- _Short task_
In this exercise, reproduce all the entries that follow exactly.

- _Working data_
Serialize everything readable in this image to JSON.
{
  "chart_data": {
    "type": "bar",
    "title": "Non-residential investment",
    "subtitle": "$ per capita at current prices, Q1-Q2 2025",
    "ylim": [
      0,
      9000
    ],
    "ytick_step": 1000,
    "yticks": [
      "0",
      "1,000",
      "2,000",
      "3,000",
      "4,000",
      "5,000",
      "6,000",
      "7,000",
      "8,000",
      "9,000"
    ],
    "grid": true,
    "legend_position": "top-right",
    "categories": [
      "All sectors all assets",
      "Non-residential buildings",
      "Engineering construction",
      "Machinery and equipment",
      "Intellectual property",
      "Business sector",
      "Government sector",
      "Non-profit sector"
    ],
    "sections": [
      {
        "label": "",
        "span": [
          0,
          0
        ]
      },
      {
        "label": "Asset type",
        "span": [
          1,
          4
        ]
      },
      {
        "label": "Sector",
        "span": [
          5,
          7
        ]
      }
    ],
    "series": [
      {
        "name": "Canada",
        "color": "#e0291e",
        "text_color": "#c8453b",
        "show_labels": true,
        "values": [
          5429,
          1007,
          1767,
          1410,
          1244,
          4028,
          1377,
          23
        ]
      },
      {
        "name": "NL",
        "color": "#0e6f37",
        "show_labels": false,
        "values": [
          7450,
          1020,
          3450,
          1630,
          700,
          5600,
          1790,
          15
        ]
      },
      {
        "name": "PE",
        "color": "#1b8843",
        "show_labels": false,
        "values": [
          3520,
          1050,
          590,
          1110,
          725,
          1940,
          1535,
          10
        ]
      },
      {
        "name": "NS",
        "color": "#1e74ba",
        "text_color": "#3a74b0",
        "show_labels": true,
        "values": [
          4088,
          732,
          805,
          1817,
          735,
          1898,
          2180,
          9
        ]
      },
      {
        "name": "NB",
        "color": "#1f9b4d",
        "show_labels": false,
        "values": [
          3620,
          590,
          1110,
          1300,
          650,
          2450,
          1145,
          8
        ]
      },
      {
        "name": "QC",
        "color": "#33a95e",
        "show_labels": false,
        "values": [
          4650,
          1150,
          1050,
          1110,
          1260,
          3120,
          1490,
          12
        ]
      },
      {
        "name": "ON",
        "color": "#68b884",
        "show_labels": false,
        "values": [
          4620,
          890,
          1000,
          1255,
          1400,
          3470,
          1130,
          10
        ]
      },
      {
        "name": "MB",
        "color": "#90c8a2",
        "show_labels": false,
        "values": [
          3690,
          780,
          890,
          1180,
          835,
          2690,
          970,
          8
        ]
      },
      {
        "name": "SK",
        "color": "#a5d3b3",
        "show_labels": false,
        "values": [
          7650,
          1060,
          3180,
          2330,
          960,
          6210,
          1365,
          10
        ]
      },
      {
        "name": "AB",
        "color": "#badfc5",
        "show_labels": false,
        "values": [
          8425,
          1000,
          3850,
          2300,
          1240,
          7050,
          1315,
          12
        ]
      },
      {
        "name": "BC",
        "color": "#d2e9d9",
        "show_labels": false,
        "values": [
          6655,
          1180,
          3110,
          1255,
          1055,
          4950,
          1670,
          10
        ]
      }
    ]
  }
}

- _Finished exercise_
Serialize everything readable in this image to JSON.
{
  "chart_data": {
    "type": "bar",
    "title": "Non-residential investment",
    "subtitle": "$ per capita at current prices, Q1-Q2 2025",
    "ylim": [
      0,
      9000
    ],
    "ytick_step": 1000,
    "yticks": [
      "0",
      "1,000",
      "2,000",
      "3,000",
      "4,000",
      "5,000",
      "6,000",
      "7,000",
      "8,000",
      "9,000"
    ],
    "grid": true,
    "legend_position": "top-right",
    "categories": [
      "All sectors all assets",
      "Non-residential buildings",
      "Engineering construction",
      "Machinery and equipment",
      "Intellectual property",
      "Business sector",
      "Government sector",
      "Non-profit sector"
    ],
    "sections": [
      {
        "label": "",
        "span": [
          0,
          0
        ]
      },
      {
        "label": "Asset type",
        "span": [
          1,
          4
        ]
      },
      {
        "label": "Sector",
        "span": [
          5,
          7
        ]
      }
    ],
    "series": [
      {
        "name": "Canada",
        "color": "#e0291e",
        "text_color": "#c8453b",
        "show_labels": true,
        "values": [
          5429,
          1007,
          1767,
          1410,
          1244,
          4028,
          1377,
          23
        ]
      },
      {
        "name": "NL",
        "color": "#0e6f37",
        "show_labels": false,
        "values": [
          7450,
          1020,
          3450,
          1630,
          700,
          5600,
          1790,
          15
        ]
      },
      {
        "name": "PE",
        "color": "#1b8843",
        "show_labels": false,
        "values": [
          3520,
          1050,
          590,
          1110,
          725,
          1940,
          1535,
          10
        ]
      },
      {
        "name": "NS",
        "color": "#1e74ba",
        "text_color": "#3a74b0",
        "show_labels": true,
        "values": [
          4088,
          732,
          805,
          1817,
          735,
          1898,
          2180,
          9
        ]
      },
      {
        "name": "NB",
        "color": "#1f9b4d",
        "show_labels": false,
        "values": [
          3620,
          590,
          1110,
          1300,
          650,
          2450,
          1145,
          8
        ]
      },
      {
        "name": "QC",
        "color": "#33a95e",
        "show_labels": false,
        "values": [
          4650,
          1150,
          1050,
          1110,
          1260,
          3120,
          1490,
          12
        ]
      },
      {
        "name": "ON",
        "color": "#68b884",
        "show_labels": false,
        "values": [
          4620,
          890,
          1000,
          1255,
          1400,
          3470,
          1130,
          10
        ]
      },
      {
        "name": "MB",
        "color": "#90c8a2",
        "show_labels": false,
        "values": [
          3690,
          780,
          890,
          1180,
          835,
          2690,
          970,
          8
        ]
      },
      {
        "name": "SK",
        "color": "#a5d3b3",
        "show_labels": false,
        "values": [
          7650,
          1060,
          3180,
          2330,
          960,
          6210,
          1365,
          10
        ]
      },
      {
        "name": "AB",
        "color": "#badfc5",
        "show_labels": false,
        "values": [
          8425,
          1000,
          3850,
          2300,
          1240,
          7050,
          1315,
          12
        ]
      },
      {
        "name": "BC",
        "color": "#d2e9d9",
        "show_labels": false,
        "values": [
          6655,
          1180,
          3110,
          1255,
          1055,
          4950,
          1670,
          10
        ]
      }
    ]
  }
}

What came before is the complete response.